## Written request
Count up the lines in the following listing that hold the word "train", then give only that count.

## Material to process
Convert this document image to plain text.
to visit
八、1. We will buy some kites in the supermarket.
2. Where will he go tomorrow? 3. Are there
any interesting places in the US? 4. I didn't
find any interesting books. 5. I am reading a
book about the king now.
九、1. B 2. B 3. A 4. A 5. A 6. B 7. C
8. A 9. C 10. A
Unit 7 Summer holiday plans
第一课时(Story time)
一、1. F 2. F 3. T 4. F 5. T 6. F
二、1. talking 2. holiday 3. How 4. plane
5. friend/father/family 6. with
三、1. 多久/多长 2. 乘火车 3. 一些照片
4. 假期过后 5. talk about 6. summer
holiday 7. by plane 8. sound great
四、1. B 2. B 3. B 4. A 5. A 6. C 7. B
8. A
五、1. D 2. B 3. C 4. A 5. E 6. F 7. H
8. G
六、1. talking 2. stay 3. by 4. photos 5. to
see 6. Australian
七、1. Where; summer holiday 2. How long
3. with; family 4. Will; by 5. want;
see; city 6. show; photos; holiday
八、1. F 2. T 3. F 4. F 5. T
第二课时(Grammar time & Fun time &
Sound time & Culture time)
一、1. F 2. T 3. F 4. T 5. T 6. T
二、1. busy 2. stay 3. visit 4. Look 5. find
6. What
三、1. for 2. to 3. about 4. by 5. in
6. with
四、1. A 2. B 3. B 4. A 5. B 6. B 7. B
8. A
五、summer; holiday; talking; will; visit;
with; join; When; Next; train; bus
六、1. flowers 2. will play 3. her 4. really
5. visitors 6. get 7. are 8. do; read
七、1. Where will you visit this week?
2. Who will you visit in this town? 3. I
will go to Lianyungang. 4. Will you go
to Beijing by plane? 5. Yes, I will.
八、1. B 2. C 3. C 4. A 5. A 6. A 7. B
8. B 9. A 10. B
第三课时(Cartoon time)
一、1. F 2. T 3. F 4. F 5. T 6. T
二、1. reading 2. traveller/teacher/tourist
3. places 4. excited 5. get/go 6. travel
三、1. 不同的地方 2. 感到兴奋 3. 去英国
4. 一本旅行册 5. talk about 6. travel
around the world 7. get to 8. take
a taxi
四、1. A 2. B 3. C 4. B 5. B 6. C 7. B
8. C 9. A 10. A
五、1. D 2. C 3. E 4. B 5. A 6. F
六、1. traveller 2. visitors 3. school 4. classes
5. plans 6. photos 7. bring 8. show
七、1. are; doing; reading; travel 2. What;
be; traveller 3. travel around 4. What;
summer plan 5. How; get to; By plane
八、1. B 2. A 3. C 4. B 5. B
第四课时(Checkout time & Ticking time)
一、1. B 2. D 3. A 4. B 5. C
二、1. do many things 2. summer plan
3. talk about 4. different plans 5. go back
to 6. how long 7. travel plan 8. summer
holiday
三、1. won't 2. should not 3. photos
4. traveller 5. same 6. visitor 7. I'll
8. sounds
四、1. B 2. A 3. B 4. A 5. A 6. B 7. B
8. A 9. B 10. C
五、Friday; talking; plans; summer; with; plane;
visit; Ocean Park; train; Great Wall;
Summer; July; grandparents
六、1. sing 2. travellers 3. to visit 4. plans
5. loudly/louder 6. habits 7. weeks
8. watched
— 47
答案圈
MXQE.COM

## Completed task
2